#### Extracted entries:
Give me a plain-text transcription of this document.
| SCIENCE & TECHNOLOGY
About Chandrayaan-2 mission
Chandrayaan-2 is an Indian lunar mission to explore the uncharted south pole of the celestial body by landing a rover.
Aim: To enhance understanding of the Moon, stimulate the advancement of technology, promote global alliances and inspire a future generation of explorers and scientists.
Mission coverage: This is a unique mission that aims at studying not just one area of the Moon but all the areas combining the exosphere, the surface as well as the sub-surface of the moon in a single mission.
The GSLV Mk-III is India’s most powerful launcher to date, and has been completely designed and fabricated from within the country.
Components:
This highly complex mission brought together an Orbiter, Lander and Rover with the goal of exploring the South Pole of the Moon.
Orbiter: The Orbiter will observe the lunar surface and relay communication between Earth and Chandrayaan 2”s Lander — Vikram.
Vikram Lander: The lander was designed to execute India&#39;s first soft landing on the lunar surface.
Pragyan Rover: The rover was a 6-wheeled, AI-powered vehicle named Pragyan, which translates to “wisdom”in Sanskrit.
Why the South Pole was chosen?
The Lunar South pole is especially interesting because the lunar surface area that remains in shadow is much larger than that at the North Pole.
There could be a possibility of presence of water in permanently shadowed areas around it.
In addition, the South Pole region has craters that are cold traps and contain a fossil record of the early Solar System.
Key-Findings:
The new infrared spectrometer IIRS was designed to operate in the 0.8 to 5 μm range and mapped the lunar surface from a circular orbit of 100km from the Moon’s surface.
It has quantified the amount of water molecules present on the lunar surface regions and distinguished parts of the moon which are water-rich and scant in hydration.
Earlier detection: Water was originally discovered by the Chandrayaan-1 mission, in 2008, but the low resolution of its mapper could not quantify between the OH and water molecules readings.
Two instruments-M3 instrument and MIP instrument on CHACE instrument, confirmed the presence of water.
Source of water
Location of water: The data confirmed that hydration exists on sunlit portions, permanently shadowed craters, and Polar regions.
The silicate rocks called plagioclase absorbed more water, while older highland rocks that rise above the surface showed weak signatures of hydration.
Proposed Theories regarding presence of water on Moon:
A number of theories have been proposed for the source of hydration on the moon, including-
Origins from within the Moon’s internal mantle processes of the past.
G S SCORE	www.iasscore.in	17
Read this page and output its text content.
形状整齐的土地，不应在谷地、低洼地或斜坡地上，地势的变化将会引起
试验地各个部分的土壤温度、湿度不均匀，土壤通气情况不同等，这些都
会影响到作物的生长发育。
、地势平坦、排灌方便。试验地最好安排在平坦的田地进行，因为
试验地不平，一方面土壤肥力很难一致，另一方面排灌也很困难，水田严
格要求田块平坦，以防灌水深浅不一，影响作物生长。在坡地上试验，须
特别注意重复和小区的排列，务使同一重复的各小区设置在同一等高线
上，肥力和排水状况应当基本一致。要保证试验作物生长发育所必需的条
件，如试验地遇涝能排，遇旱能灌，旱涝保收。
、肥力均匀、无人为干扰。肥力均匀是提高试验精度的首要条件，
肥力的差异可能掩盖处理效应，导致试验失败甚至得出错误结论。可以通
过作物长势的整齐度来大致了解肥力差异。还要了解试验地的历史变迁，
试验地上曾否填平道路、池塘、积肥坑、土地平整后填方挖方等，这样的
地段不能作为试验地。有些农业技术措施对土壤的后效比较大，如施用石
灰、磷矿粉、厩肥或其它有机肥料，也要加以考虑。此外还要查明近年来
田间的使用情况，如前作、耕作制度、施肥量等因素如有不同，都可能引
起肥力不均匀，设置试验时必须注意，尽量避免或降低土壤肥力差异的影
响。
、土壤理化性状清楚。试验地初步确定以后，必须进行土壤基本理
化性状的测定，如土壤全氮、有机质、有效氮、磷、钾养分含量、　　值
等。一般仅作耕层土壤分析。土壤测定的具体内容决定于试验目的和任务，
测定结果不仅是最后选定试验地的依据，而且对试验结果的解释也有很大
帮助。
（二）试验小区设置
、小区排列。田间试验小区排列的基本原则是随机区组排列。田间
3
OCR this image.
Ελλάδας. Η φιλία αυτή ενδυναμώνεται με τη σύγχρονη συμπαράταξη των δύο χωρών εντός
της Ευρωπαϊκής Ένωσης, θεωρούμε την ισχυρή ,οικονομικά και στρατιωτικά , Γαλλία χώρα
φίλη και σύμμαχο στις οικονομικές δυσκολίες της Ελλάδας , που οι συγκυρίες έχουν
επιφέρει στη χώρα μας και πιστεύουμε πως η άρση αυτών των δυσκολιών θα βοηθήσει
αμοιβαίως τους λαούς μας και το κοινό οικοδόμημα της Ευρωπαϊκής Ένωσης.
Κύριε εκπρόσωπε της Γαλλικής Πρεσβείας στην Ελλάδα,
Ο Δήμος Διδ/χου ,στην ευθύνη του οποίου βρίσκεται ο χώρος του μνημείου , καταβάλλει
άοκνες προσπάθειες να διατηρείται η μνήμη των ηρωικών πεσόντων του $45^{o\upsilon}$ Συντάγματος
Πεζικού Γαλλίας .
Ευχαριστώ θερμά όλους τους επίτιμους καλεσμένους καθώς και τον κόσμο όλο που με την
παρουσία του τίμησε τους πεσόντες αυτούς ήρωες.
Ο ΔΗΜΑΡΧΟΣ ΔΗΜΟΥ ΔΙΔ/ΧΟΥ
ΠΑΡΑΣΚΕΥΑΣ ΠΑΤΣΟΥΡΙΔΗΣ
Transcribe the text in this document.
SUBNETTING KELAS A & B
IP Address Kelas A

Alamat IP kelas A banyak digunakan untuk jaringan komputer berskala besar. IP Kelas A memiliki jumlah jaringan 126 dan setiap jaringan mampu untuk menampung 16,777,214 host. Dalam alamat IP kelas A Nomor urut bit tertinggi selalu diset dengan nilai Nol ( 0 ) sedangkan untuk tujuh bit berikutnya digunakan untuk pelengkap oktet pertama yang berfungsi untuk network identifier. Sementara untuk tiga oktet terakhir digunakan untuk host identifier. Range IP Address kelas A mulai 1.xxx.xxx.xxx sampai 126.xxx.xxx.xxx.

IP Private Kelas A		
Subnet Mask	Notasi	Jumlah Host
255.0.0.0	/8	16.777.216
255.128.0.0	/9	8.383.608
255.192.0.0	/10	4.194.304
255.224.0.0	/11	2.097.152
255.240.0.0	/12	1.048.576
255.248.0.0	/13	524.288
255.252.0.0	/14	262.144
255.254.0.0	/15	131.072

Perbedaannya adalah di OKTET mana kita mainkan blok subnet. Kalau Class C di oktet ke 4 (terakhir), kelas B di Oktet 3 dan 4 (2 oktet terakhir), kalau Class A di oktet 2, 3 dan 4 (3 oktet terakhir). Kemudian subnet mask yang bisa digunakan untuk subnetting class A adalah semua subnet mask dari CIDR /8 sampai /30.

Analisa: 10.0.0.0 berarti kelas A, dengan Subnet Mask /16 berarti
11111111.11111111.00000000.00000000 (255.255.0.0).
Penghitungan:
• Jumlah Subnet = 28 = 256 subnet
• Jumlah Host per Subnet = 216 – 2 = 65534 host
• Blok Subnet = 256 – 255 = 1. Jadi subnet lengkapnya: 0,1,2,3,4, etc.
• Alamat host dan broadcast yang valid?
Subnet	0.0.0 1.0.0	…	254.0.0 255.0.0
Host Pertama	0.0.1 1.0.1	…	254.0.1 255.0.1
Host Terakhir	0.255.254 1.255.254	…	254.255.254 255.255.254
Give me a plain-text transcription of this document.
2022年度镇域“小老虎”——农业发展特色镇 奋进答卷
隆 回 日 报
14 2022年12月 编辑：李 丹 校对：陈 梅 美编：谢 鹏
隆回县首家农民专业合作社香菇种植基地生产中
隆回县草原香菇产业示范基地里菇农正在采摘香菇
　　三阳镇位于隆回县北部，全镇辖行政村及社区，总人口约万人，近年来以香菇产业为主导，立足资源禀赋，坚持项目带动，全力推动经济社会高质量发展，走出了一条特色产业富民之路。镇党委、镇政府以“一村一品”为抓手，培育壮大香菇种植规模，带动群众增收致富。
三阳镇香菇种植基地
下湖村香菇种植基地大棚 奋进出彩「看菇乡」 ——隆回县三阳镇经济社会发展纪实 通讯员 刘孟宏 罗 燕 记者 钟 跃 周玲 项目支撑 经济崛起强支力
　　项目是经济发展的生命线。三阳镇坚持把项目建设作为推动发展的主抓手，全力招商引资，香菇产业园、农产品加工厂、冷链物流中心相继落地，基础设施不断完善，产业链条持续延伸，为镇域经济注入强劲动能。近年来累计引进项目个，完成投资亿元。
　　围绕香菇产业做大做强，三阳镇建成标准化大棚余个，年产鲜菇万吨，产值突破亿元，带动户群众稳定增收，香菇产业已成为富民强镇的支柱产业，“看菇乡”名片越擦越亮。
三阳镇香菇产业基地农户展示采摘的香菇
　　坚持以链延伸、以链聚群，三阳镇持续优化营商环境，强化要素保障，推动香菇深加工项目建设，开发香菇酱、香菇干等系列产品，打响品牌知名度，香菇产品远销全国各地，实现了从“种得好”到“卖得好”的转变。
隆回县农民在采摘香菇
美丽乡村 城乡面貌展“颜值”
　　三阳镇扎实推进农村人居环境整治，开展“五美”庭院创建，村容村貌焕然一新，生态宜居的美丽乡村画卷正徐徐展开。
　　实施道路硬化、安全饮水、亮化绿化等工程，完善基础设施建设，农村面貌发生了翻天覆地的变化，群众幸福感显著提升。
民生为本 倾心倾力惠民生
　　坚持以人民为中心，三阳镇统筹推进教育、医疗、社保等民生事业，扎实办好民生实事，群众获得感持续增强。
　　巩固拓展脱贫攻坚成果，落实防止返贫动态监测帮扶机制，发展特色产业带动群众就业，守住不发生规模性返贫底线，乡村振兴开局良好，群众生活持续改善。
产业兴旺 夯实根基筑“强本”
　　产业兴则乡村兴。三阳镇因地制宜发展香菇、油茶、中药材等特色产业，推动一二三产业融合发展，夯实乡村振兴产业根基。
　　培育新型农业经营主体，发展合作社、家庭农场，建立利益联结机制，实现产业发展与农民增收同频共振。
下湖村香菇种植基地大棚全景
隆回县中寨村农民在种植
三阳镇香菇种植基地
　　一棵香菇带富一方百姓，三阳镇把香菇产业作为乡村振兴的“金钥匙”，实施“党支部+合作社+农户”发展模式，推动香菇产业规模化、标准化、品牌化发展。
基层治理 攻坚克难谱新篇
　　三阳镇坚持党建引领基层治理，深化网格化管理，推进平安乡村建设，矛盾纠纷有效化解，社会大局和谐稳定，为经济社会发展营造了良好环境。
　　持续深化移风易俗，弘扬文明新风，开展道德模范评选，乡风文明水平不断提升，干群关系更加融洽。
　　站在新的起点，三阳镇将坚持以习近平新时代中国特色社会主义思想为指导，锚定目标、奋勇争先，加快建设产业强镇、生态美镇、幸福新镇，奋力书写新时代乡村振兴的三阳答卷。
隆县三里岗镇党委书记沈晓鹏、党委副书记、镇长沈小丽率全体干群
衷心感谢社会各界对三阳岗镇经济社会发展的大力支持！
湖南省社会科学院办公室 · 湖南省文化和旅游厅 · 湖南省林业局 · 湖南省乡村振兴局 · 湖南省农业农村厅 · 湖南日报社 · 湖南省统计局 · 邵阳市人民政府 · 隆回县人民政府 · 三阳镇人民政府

#### What is being asked:
Look through the material and copy each line that has "regions".

#### Answer to the task:
It has quantified the amount of water molecules present on the lunar surface regions and distinguished parts of the moon which are water-rich and scant in hydration.
Location of water: The data confirmed that hydration exists on sunlit portions, permanently shadowed craters, and Polar regions.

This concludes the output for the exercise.